[What is asked]: Return all the entries exactly, keeping pictures out.

━━━━━━

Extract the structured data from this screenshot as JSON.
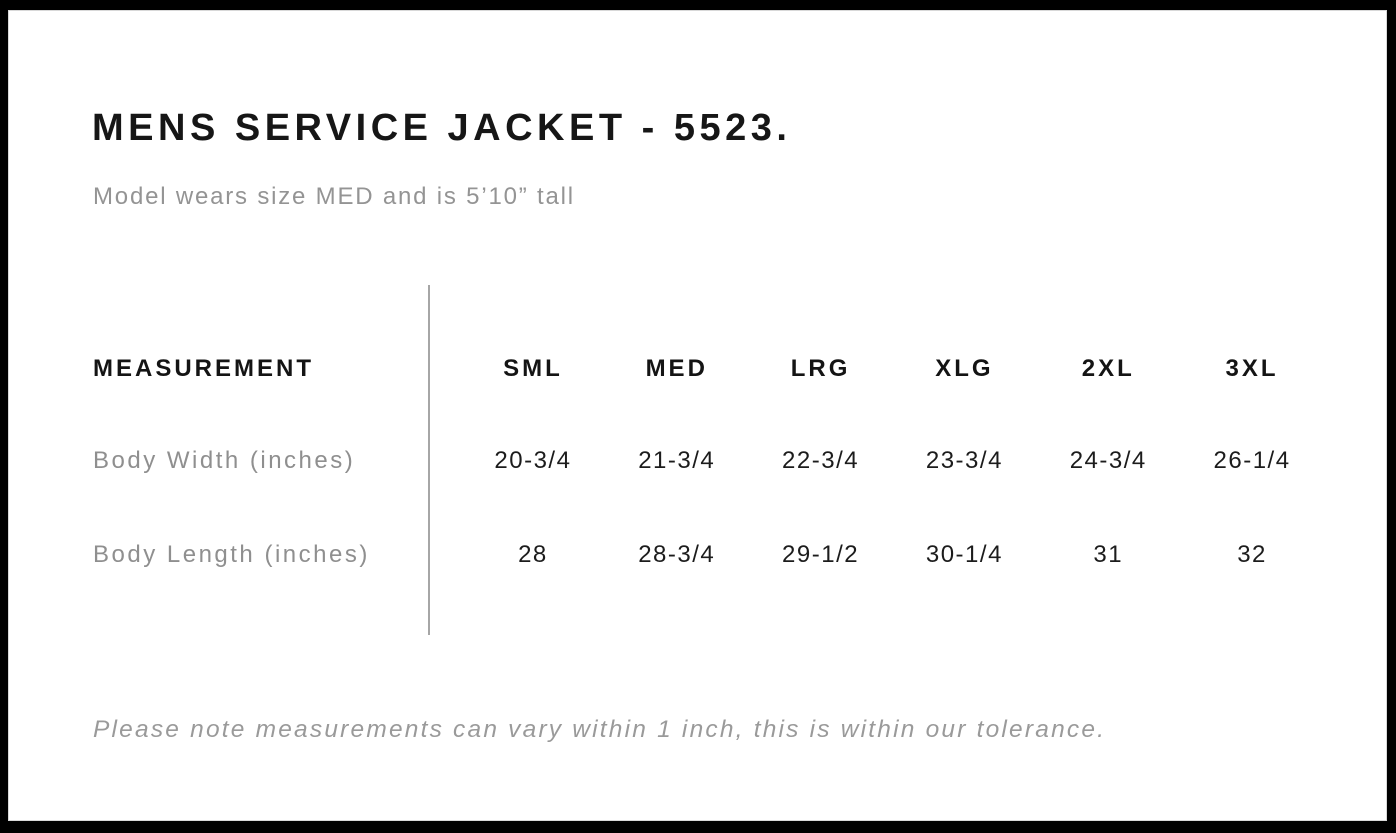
{
  "page": {
    "title": "MENS SERVICE JACKET - 5523.",
    "subtitle": "Model wears size MED and is 5’10” tall",
    "footnote": "Please note measurements can vary within 1 inch, this is within our tolerance."
  },
  "size_chart": {
    "measurement_header": "MEASUREMENT",
    "size_headers": [
      "SML",
      "MED",
      "LRG",
      "XLG",
      "2XL",
      "3XL"
    ],
    "rows": [
      {
        "label": "Body Width (inches)",
        "values": [
          "20-3/4",
          "21-3/4",
          "22-3/4",
          "23-3/4",
          "24-3/4",
          "26-1/4"
        ]
      },
      {
        "label": "Body Length (inches)",
        "values": [
          "28",
          "28-3/4",
          "29-1/2",
          "30-1/4",
          "31",
          "32"
        ]
      }
    ]
  },
  "chart_data": {
    "type": "table",
    "title": "MENS SERVICE JACKET - 5523.",
    "subtitle": "Model wears size MED and is 5’10” tall",
    "columns": [
      "MEASUREMENT",
      "SML",
      "MED",
      "LRG",
      "XLG",
      "2XL",
      "3XL"
    ],
    "rows": [
      [
        "Body Width (inches)",
        "20-3/4",
        "21-3/4",
        "22-3/4",
        "23-3/4",
        "24-3/4",
        "26-1/4"
      ],
      [
        "Body Length (inches)",
        "28",
        "28-3/4",
        "29-1/2",
        "30-1/4",
        "31",
        "32"
      ]
    ],
    "note": "Please note measurements can vary within 1 inch, this is within our tolerance.",
    "layout": {
      "divider_between_label_and_sizes": true,
      "grid": "off"
    }
  },
  "colors": {
    "frame": "#000000",
    "text_primary": "#161616",
    "text_muted": "#949494",
    "divider": "#a6a6a6",
    "background": "#ffffff"
  }
}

━━━━━━

[Answer to this problem]:
Extract the structured data from this screenshot as JSON.
{
  "page": {
    "title": "MENS SERVICE JACKET - 5523.",
    "subtitle": "Model wears size MED and is 5’10” tall",
    "footnote": "Please note measurements can vary within 1 inch, this is within our tolerance."
  },
  "size_chart": {
    "measurement_header": "MEASUREMENT",
    "size_headers": [
      "SML",
      "MED",
      "LRG",
      "XLG",
      "2XL",
      "3XL"
    ],
    "rows": [
      {
        "label": "Body Width (inches)",
        "values": [
          "20-3/4",
          "21-3/4",
          "22-3/4",
          "23-3/4",
          "24-3/4",
          "26-1/4"
        ]
      },
      {
        "label": "Body Length (inches)",
        "values": [
          "28",
          "28-3/4",
          "29-1/2",
          "30-1/4",
          "31",
          "32"
        ]
      }
    ]
  },
  "chart_data": {
    "type": "table",
    "title": "MENS SERVICE JACKET - 5523.",
    "subtitle": "Model wears size MED and is 5’10” tall",
    "columns": [
      "MEASUREMENT",
      "SML",
      "MED",
      "LRG",
      "XLG",
      "2XL",
      "3XL"
    ],
    "rows": [
      [
        "Body Width (inches)",
        "20-3/4",
        "21-3/4",
        "22-3/4",
        "23-3/4",
        "24-3/4",
        "26-1/4"
      ],
      [
        "Body Length (inches)",
        "28",
        "28-3/4",
        "29-1/2",
        "30-1/4",
        "31",
        "32"
      ]
    ],
    "note": "Please note measurements can vary within 1 inch, this is within our tolerance.",
    "layout": {
      "divider_between_label_and_sizes": true,
      "grid": "off"
    }
  },
  "colors": {
    "frame": "#000000",
    "text_primary": "#161616",
    "text_muted": "#949494",
    "divider": "#a6a6a6",
    "background": "#ffffff"
  }
}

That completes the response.